* WHAT THIS TASK INVOLVES *
Write out the material exactly. Do not include the pictures.
--- Begin EXTRACTED ENTRIES ---
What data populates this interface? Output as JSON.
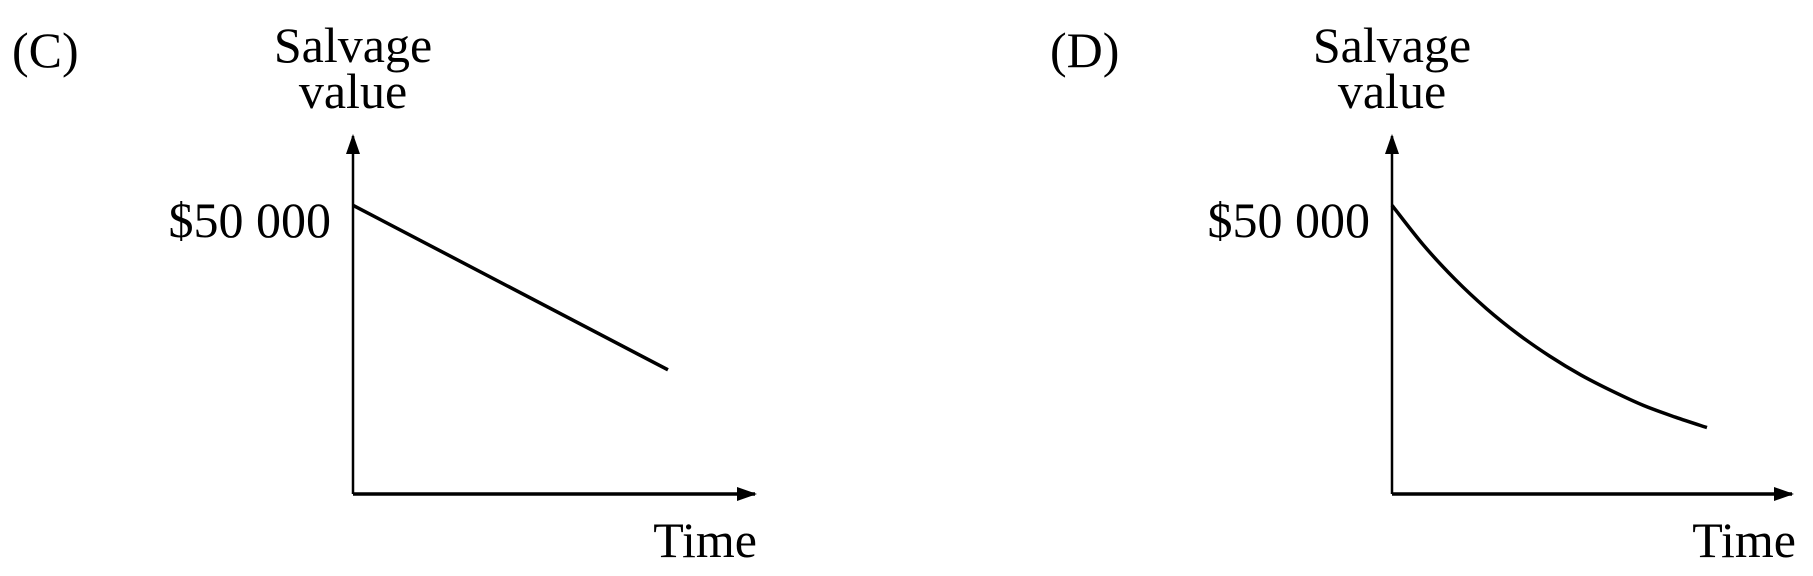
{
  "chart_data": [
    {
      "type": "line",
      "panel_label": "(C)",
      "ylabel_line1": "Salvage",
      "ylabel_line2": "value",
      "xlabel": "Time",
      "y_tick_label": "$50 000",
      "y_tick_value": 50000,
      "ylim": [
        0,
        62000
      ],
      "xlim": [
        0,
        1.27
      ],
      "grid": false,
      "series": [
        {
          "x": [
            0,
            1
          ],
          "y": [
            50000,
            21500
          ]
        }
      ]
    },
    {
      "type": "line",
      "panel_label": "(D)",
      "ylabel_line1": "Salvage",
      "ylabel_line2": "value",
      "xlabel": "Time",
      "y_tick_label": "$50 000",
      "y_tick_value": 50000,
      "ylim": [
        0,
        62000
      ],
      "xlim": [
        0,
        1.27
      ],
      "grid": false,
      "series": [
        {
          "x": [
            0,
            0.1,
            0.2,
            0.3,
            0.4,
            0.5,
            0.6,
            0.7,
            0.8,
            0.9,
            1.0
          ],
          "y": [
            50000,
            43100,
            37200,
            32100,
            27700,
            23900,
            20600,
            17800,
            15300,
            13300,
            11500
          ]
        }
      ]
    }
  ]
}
--- End EXTRACTED ENTRIES ---
* TASK OUTPUT *
What data populates this interface? Output as JSON.
{
  "chart_data": [
    {
      "type": "line",
      "panel_label": "(C)",
      "ylabel_line1": "Salvage",
      "ylabel_line2": "value",
      "xlabel": "Time",
      "y_tick_label": "$50 000",
      "y_tick_value": 50000,
      "ylim": [
        0,
        62000
      ],
      "xlim": [
        0,
        1.27
      ],
      "grid": false,
      "series": [
        {
          "x": [
            0,
            1
          ],
          "y": [
            50000,
            21500
          ]
        }
      ]
    },
    {
      "type": "line",
      "panel_label": "(D)",
      "ylabel_line1": "Salvage",
      "ylabel_line2": "value",
      "xlabel": "Time",
      "y_tick_label": "$50 000",
      "y_tick_value": 50000,
      "ylim": [
        0,
        62000
      ],
      "xlim": [
        0,
        1.27
      ],
      "grid": false,
      "series": [
        {
          "x": [
            0,
            0.1,
            0.2,
            0.3,
            0.4,
            0.5,
            0.6,
            0.7,
            0.8,
            0.9,
            1.0
          ],
          "y": [
            50000,
            43100,
            37200,
            32100,
            27700,
            23900,
            20600,
            17800,
            15300,
            13300,
            11500
          ]
        }
      ]
    }
  ]
}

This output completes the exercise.